[REQUIRED TASK]: Reproduce exactly the lines from the one containing "Transcribe the text in this document." through the last line of the data, both ends included.

[GIVEN ENTRIES]:
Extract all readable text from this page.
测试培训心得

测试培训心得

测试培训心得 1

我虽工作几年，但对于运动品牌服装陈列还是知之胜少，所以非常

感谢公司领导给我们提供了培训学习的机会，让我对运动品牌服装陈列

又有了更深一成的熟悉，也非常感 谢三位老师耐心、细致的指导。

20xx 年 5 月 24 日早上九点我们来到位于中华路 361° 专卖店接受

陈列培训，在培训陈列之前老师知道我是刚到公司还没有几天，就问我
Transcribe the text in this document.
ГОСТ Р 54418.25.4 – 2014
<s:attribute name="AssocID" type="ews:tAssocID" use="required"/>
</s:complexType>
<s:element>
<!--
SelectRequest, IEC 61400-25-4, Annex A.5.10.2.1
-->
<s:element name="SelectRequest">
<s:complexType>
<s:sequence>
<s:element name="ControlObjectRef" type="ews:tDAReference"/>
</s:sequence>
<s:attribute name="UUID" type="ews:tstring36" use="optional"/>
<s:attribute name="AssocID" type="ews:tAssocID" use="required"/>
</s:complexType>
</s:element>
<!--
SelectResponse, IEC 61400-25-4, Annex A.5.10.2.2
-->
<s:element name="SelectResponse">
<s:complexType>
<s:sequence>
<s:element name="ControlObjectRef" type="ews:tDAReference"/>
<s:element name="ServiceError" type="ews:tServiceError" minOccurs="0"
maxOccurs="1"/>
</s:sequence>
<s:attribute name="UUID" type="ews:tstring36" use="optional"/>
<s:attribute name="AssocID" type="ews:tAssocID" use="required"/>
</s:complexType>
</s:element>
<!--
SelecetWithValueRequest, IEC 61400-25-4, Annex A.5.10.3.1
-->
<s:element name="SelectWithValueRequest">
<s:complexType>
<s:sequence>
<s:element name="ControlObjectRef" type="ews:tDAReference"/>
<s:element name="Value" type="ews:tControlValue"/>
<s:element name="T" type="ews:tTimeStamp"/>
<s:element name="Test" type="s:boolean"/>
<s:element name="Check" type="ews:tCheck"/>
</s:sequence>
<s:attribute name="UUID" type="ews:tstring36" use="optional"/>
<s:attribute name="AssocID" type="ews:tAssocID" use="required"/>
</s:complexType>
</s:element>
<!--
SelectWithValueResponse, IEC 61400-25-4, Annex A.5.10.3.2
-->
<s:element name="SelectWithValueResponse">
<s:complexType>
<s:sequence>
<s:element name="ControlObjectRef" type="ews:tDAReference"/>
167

[SOLVED EXERCISE]:
Transcribe the text in this document.
ГОСТ Р 54418.25.4 – 2014
<s:attribute name="AssocID" type="ews:tAssocID" use="required"/>
</s:complexType>
<s:element>
<!--
SelectRequest, IEC 61400-25-4, Annex A.5.10.2.1
-->
<s:element name="SelectRequest">
<s:complexType>
<s:sequence>
<s:element name="ControlObjectRef" type="ews:tDAReference"/>
</s:sequence>
<s:attribute name="UUID" type="ews:tstring36" use="optional"/>
<s:attribute name="AssocID" type="ews:tAssocID" use="required"/>
</s:complexType>
</s:element>
<!--
SelectResponse, IEC 61400-25-4, Annex A.5.10.2.2
-->
<s:element name="SelectResponse">
<s:complexType>
<s:sequence>
<s:element name="ControlObjectRef" type="ews:tDAReference"/>
<s:element name="ServiceError" type="ews:tServiceError" minOccurs="0"
maxOccurs="1"/>
</s:sequence>
<s:attribute name="UUID" type="ews:tstring36" use="optional"/>
<s:attribute name="AssocID" type="ews:tAssocID" use="required"/>
</s:complexType>
</s:element>
<!--
SelecetWithValueRequest, IEC 61400-25-4, Annex A.5.10.3.1
-->
<s:element name="SelectWithValueRequest">
<s:complexType>
<s:sequence>
<s:element name="ControlObjectRef" type="ews:tDAReference"/>
<s:element name="Value" type="ews:tControlValue"/>
<s:element name="T" type="ews:tTimeStamp"/>
<s:element name="Test" type="s:boolean"/>
<s:element name="Check" type="ews:tCheck"/>
</s:sequence>
<s:attribute name="UUID" type="ews:tstring36" use="optional"/>
<s:attribute name="AssocID" type="ews:tAssocID" use="required"/>
</s:complexType>
</s:element>
<!--
SelectWithValueResponse, IEC 61400-25-4, Annex A.5.10.3.2
-->
<s:element name="SelectWithValueResponse">
<s:complexType>
<s:sequence>
<s:element name="ControlObjectRef" type="ews:tDAReference"/>
167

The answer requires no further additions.